All of the lines below are to be printed again exactly; images are excluded from the output.

## EXTRACTED INFORMATION
◇ ◇ ◇ ◇ ◇

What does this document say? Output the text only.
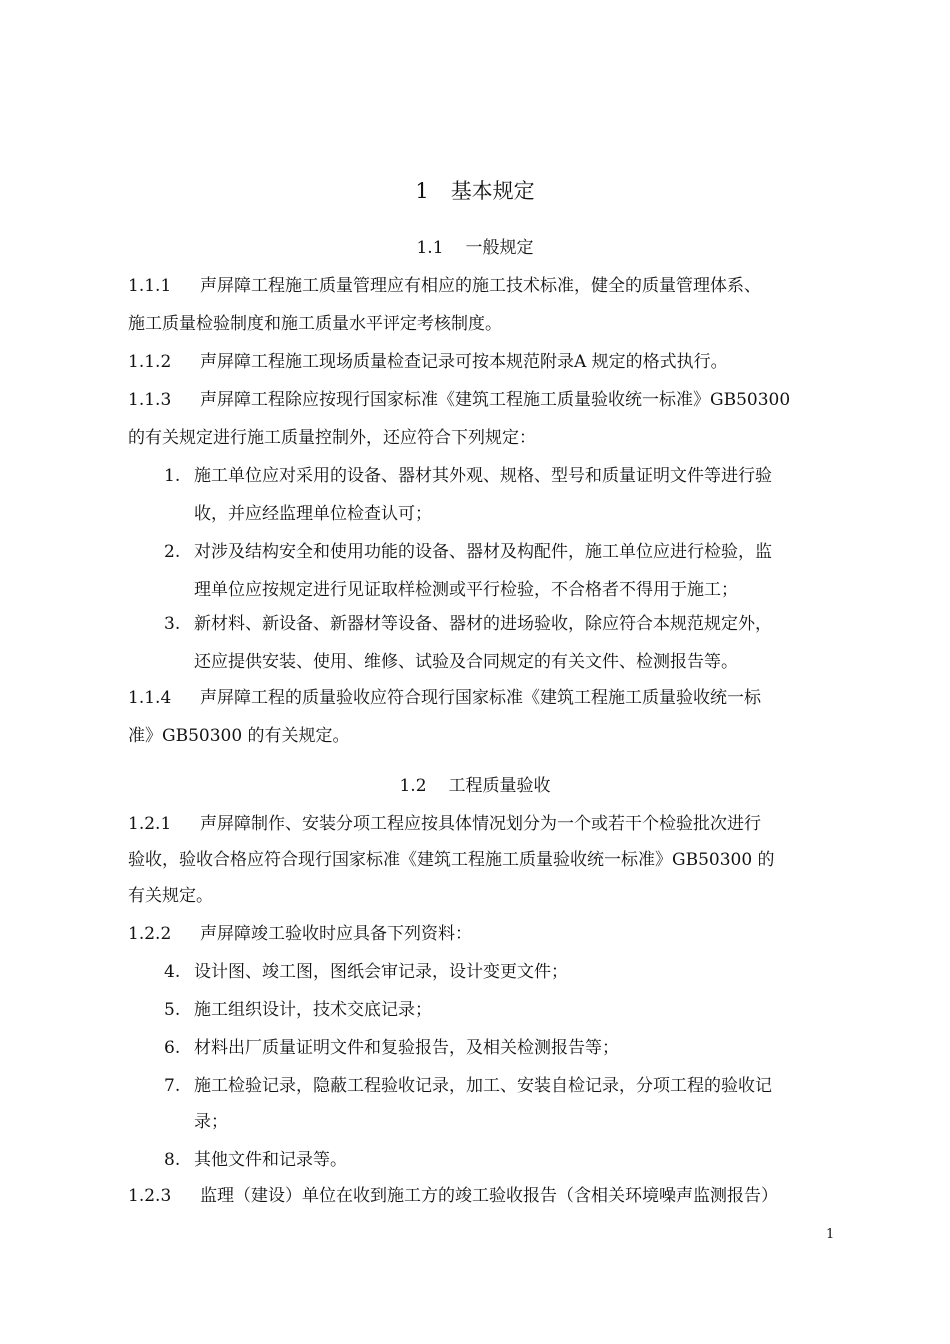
1 基本规定
1.1 一般规定
1.1.1 声屏障工程施工质量管理应有相应的施工技术标准，健全的质量管理体系、
施工质量检验制度和施工质量水平评定考核制度。
1.1.2 声屏障工程施工现场质量检查记录可按本规范附录A 规定的格式执行。
1.1.3 声屏障工程除应按现行国家标准《建筑工程施工质量验收统一标准》GB50300
的有关规定进行施工质量控制外，还应符合下列规定：
1. 施工单位应对采用的设备、器材其外观、规格、型号和质量证明文件等进行验
收，并应经监理单位检查认可；
2. 对涉及结构安全和使用功能的设备、器材及构配件，施工单位应进行检验，监
理单位应按规定进行见证取样检测或平行检验，不合格者不得用于施工；
3. 新材料、新设备、新器材等设备、器材的进场验收，除应符合本规范规定外，
还应提供安装、使用、维修、试验及合同规定的有关文件、检测报告等。
1.1.4 声屏障工程的质量验收应符合现行国家标准《建筑工程施工质量验收统一标
准》GB50300 的有关规定。
1.2 工程质量验收
1.2.1 声屏障制作、安装分项工程应按具体情况划分为一个或若干个检验批次进行
验收，验收合格应符合现行国家标准《建筑工程施工质量验收统一标准》GB50300 的
有关规定。
1.2.2 声屏障竣工验收时应具备下列资料：
4. 设计图、竣工图，图纸会审记录，设计变更文件；
5. 施工组织设计，技术交底记录；
6. 材料出厂质量证明文件和复验报告，及相关检测报告等；
7. 施工检验记录，隐蔽工程验收记录，加工、安装自检记录，分项工程的验收记
录；
8. 其他文件和记录等。
1.2.3 监理（建设）单位在收到施工方的竣工验收报告（含相关环境噪声监测报告）
1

◇ ◇ ◇ ◇ ◇

## THE RESPONSE
What does this document say? Output the text only.
1 基本规定
1.1 一般规定
1.1.1 声屏障工程施工质量管理应有相应的施工技术标准，健全的质量管理体系、
施工质量检验制度和施工质量水平评定考核制度。
1.1.2 声屏障工程施工现场质量检查记录可按本规范附录A 规定的格式执行。
1.1.3 声屏障工程除应按现行国家标准《建筑工程施工质量验收统一标准》GB50300
的有关规定进行施工质量控制外，还应符合下列规定：
1. 施工单位应对采用的设备、器材其外观、规格、型号和质量证明文件等进行验
收，并应经监理单位检查认可；
2. 对涉及结构安全和使用功能的设备、器材及构配件，施工单位应进行检验，监
理单位应按规定进行见证取样检测或平行检验，不合格者不得用于施工；
3. 新材料、新设备、新器材等设备、器材的进场验收，除应符合本规范规定外，
还应提供安装、使用、维修、试验及合同规定的有关文件、检测报告等。
1.1.4 声屏障工程的质量验收应符合现行国家标准《建筑工程施工质量验收统一标
准》GB50300 的有关规定。
1.2 工程质量验收
1.2.1 声屏障制作、安装分项工程应按具体情况划分为一个或若干个检验批次进行
验收，验收合格应符合现行国家标准《建筑工程施工质量验收统一标准》GB50300 的
有关规定。
1.2.2 声屏障竣工验收时应具备下列资料：
4. 设计图、竣工图，图纸会审记录，设计变更文件；
5. 施工组织设计，技术交底记录；
6. 材料出厂质量证明文件和复验报告，及相关检测报告等；
7. 施工检验记录，隐蔽工程验收记录，加工、安装自检记录，分项工程的验收记
录；
8. 其他文件和记录等。
1.2.3 监理（建设）单位在收到施工方的竣工验收报告（含相关环境噪声监测报告）
1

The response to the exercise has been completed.